## [Task statement]
Read through the data and report every line in which the word "icon" occurs.
►
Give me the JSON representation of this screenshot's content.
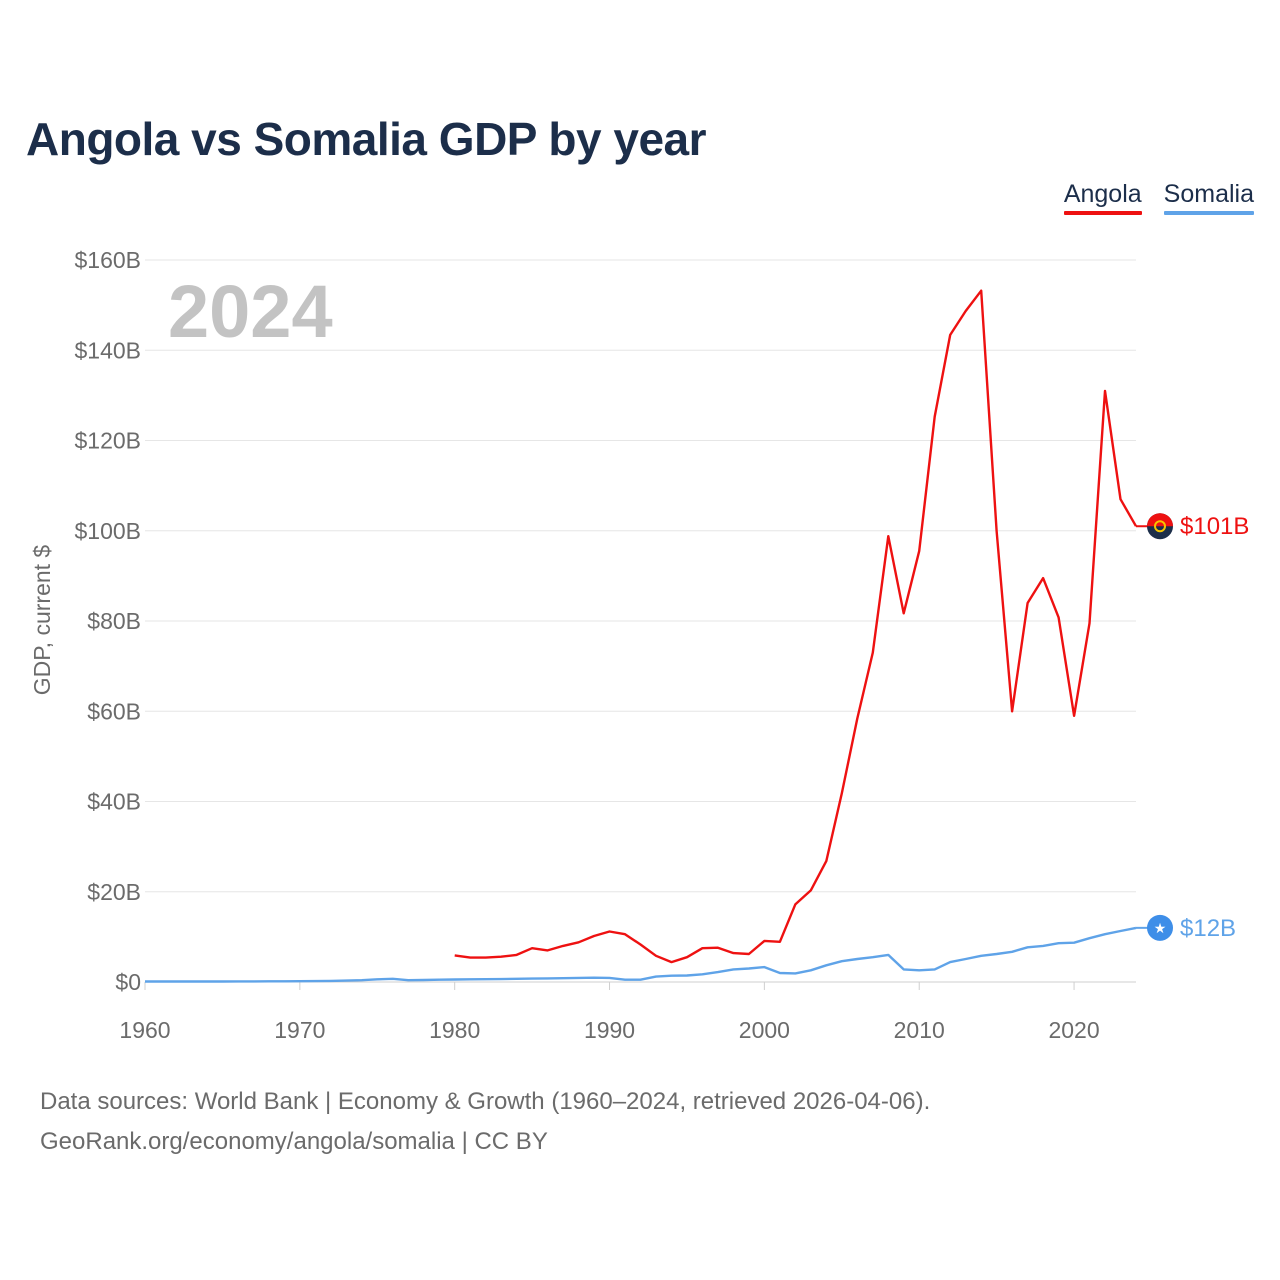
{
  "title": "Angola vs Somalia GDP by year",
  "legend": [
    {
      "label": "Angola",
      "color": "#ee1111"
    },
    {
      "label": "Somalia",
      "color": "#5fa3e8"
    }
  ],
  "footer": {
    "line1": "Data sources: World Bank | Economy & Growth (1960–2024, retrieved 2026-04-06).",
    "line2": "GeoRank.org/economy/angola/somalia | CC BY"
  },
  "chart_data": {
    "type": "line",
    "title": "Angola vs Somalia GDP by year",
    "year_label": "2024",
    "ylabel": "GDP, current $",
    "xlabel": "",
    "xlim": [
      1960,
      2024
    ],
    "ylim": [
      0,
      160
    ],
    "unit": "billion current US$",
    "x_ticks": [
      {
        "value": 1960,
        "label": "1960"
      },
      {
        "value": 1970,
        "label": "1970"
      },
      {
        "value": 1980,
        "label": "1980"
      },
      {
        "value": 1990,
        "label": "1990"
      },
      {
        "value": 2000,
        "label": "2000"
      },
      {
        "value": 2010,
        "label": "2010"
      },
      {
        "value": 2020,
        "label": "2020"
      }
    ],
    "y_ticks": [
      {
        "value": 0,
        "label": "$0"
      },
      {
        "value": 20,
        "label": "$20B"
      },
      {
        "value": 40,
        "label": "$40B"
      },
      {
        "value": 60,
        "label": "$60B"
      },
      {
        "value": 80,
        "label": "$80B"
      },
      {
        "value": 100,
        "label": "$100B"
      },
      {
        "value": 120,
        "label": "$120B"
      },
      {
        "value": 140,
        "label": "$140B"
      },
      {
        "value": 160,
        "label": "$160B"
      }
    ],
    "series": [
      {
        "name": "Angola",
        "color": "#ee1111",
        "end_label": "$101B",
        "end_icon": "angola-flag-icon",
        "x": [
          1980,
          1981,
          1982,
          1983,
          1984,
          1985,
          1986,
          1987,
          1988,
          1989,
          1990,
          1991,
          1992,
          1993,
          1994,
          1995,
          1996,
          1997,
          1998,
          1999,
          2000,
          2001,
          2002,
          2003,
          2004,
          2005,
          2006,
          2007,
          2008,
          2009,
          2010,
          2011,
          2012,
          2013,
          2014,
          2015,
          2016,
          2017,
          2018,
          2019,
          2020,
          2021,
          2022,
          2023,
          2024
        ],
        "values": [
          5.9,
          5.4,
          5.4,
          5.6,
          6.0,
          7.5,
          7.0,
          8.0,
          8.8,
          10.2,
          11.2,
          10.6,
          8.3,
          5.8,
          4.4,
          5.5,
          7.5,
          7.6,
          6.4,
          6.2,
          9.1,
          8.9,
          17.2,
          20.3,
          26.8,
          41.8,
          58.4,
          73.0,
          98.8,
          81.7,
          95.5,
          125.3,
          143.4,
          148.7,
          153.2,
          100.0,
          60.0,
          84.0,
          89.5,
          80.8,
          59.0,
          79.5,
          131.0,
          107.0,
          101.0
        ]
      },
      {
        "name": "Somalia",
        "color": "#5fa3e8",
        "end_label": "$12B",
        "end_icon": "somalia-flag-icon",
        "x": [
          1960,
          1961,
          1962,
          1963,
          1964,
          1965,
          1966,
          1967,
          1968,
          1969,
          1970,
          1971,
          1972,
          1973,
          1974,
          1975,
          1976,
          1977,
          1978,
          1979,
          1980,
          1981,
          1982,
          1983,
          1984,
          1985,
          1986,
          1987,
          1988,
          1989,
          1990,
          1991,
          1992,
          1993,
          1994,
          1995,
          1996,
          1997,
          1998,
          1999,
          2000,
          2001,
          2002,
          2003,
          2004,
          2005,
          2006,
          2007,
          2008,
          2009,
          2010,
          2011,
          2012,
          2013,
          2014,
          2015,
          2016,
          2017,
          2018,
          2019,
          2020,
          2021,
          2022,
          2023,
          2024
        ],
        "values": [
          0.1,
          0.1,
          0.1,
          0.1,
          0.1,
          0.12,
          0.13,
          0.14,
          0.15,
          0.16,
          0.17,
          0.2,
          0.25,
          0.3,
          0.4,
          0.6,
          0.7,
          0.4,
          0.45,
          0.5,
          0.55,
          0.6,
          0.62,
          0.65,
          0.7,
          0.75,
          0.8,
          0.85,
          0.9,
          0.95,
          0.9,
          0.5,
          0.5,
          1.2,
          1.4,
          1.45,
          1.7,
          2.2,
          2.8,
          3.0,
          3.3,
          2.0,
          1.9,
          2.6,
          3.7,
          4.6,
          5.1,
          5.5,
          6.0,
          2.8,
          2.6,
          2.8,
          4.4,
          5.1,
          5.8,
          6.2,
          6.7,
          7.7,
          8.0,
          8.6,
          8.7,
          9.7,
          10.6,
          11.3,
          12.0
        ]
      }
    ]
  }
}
◄
►
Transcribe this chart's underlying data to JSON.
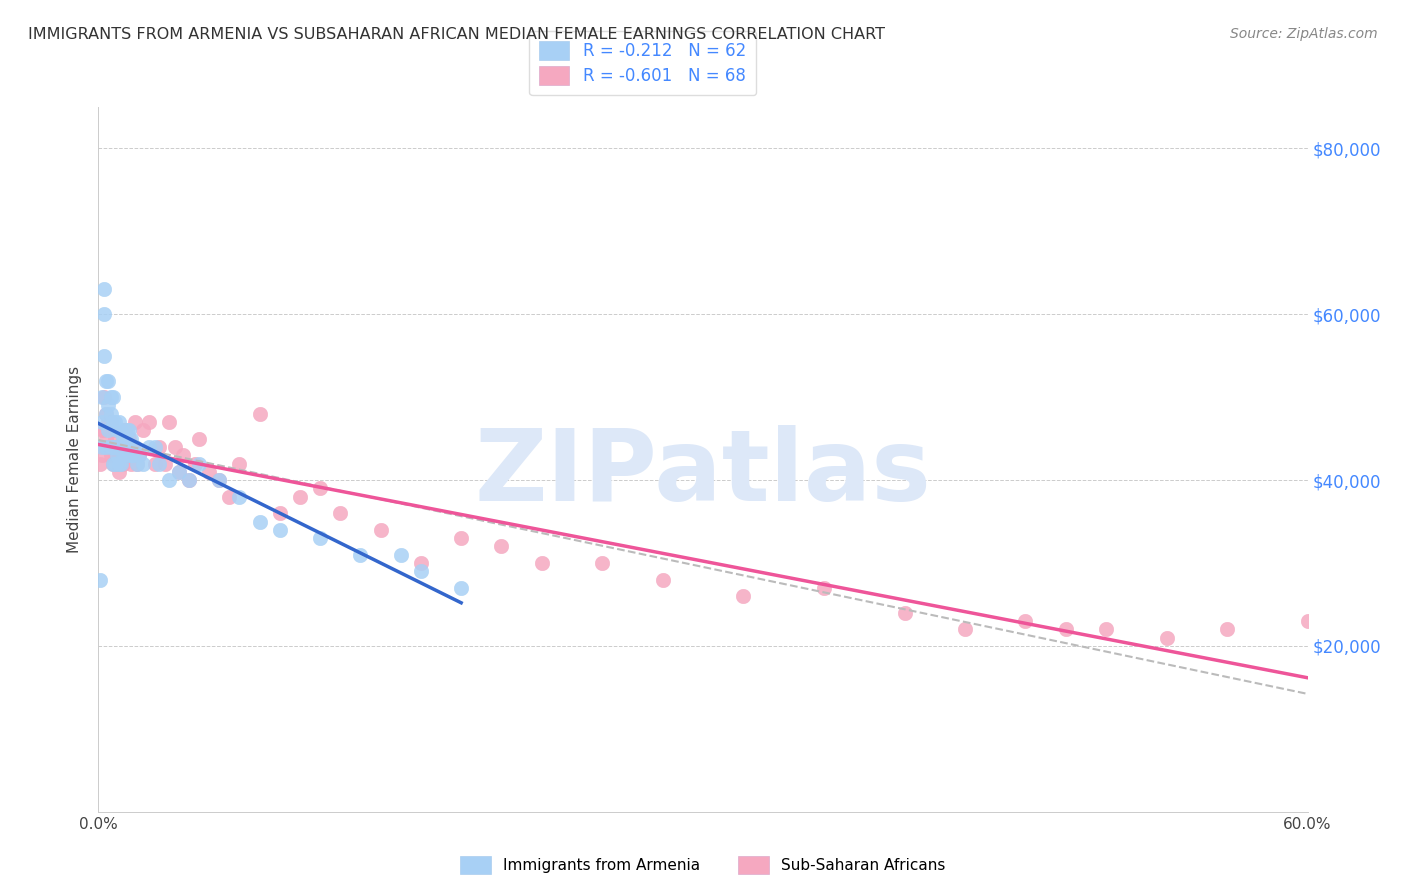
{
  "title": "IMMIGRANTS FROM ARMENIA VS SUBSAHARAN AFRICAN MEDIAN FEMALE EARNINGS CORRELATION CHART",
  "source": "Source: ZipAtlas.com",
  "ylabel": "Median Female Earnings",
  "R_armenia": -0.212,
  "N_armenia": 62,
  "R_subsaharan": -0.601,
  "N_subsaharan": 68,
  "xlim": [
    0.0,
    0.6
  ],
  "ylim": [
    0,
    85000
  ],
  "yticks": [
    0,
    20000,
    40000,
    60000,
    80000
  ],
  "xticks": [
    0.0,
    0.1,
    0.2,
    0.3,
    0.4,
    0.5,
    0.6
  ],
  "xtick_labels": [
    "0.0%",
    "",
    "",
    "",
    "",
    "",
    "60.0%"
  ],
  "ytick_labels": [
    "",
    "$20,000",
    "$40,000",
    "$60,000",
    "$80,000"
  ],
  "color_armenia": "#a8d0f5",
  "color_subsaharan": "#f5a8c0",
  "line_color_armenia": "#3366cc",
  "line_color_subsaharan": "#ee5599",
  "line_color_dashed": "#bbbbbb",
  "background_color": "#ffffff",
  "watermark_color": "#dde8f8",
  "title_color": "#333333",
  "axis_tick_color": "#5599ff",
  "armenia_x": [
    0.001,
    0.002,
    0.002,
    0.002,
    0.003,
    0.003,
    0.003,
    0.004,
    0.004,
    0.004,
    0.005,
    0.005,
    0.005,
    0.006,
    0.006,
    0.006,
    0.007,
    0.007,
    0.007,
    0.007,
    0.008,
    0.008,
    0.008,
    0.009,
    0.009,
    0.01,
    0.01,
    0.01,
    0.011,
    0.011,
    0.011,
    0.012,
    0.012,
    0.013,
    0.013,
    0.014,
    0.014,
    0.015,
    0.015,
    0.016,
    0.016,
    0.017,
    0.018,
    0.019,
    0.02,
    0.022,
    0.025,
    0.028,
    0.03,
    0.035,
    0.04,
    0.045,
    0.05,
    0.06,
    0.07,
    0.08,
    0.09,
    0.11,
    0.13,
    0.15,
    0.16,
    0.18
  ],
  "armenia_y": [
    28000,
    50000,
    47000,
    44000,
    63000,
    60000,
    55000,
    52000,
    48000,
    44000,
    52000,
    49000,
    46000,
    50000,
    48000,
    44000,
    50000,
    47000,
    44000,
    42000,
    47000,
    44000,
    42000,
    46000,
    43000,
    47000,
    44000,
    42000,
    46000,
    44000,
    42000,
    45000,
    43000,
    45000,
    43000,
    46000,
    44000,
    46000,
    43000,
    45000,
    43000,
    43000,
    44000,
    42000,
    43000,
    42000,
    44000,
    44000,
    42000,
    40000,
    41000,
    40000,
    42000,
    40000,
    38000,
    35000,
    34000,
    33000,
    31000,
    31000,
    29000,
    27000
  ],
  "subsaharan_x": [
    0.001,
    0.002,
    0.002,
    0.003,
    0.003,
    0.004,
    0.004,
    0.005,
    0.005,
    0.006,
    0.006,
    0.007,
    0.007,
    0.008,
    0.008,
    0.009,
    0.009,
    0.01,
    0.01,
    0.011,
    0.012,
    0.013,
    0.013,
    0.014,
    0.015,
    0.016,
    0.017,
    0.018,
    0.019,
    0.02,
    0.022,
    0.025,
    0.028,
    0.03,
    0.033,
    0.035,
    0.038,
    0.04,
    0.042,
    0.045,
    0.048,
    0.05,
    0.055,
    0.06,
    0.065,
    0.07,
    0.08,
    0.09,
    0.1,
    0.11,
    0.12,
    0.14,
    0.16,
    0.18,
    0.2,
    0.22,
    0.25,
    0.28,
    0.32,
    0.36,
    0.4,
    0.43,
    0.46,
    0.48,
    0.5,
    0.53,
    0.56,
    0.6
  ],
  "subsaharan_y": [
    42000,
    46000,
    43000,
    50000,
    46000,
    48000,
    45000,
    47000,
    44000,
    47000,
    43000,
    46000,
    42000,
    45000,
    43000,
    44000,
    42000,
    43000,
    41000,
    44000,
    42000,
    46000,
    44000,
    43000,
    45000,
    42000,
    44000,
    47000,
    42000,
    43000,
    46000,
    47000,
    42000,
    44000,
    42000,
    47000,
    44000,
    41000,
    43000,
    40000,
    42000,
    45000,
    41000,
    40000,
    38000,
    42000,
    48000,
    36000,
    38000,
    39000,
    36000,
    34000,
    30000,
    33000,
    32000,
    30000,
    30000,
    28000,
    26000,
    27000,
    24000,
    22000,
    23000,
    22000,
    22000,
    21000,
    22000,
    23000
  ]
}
◄
►
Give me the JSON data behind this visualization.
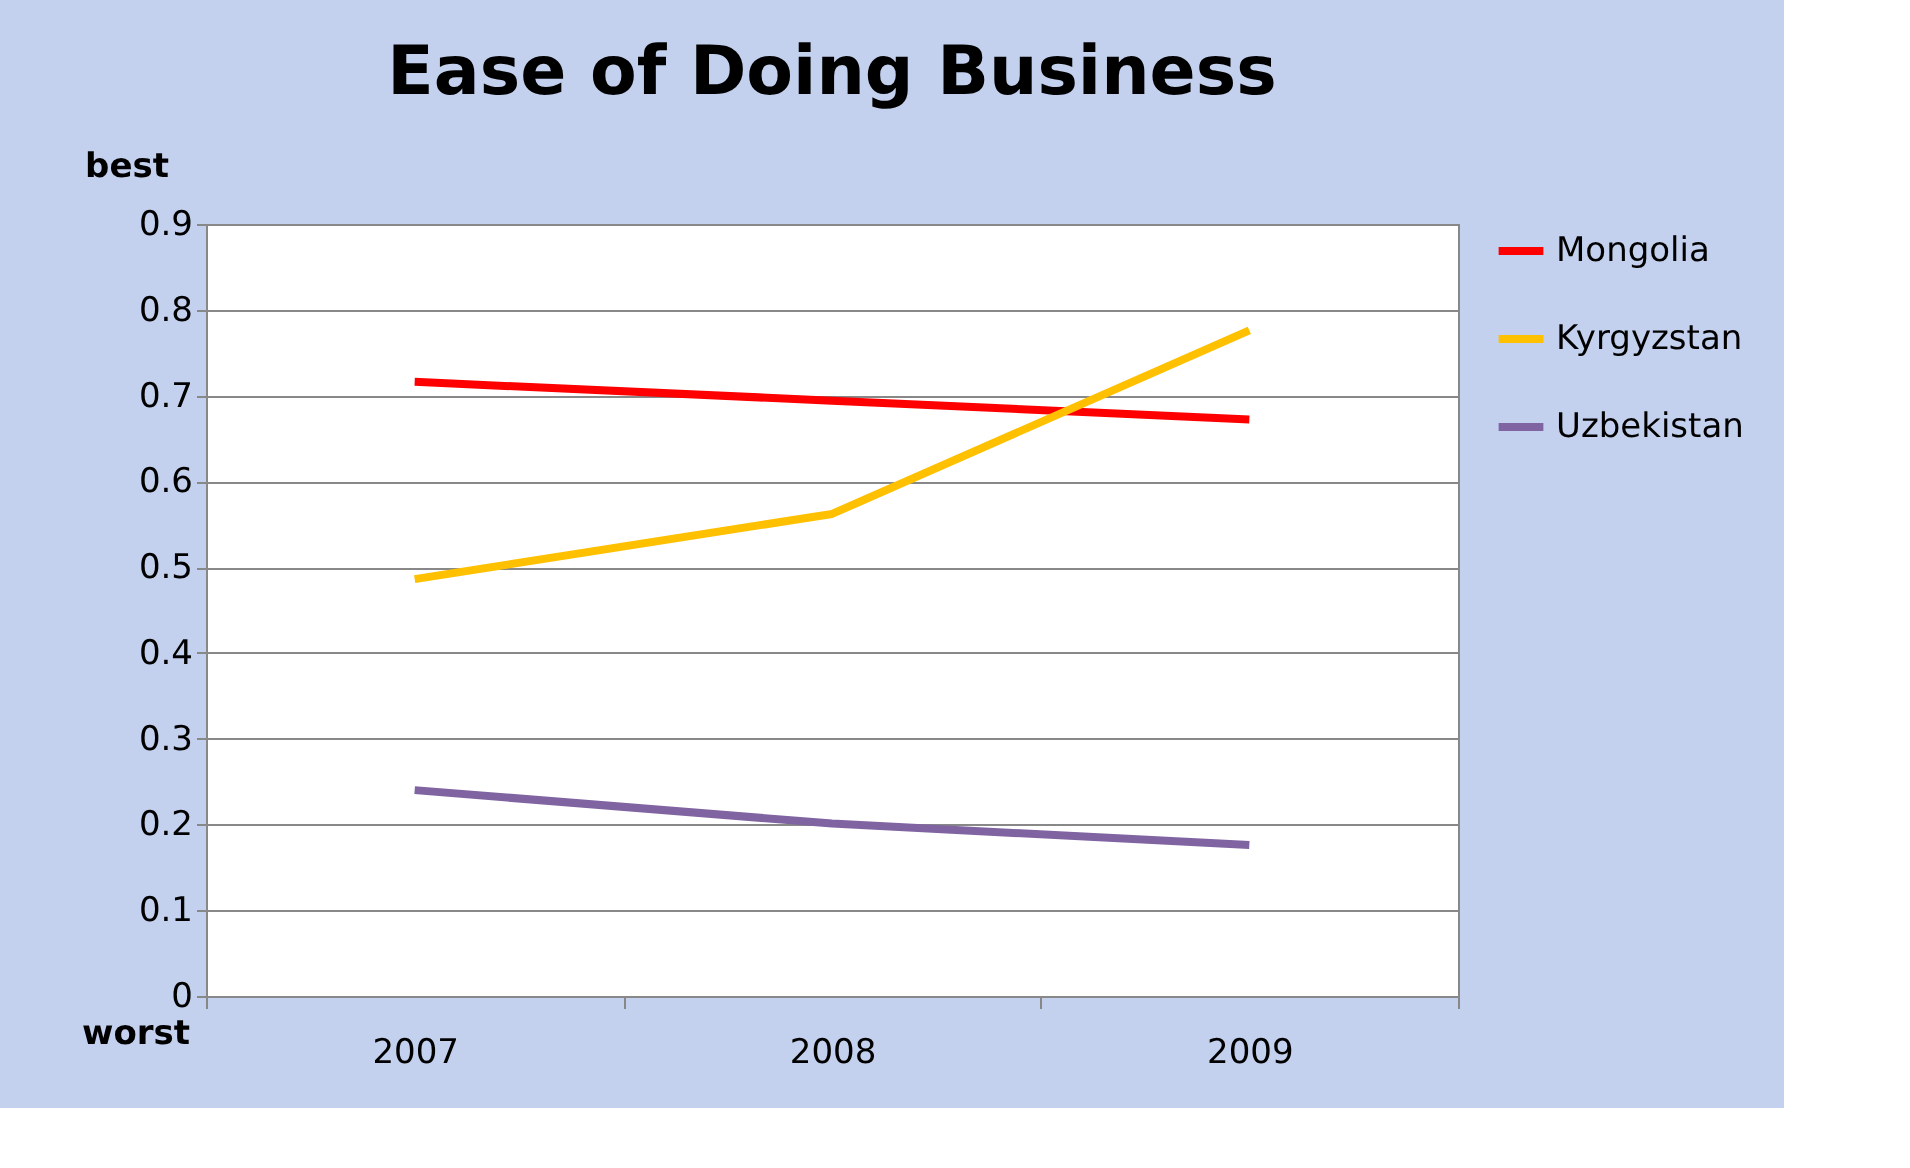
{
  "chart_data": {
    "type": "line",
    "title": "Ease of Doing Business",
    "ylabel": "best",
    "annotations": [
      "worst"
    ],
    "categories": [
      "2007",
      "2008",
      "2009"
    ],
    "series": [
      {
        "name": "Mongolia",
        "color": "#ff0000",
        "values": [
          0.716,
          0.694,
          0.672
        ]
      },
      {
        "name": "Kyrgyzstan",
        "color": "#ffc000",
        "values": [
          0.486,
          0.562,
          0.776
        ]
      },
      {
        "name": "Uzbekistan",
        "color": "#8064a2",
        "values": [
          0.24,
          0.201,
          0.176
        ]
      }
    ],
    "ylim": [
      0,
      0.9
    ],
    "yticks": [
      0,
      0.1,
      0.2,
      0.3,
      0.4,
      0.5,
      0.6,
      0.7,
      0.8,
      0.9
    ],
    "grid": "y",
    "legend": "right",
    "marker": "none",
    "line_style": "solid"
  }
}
◄
## [Solution for this exercise]
        "end_icon": "angola-flag-icon",
        "end_icon": "somalia-flag-icon",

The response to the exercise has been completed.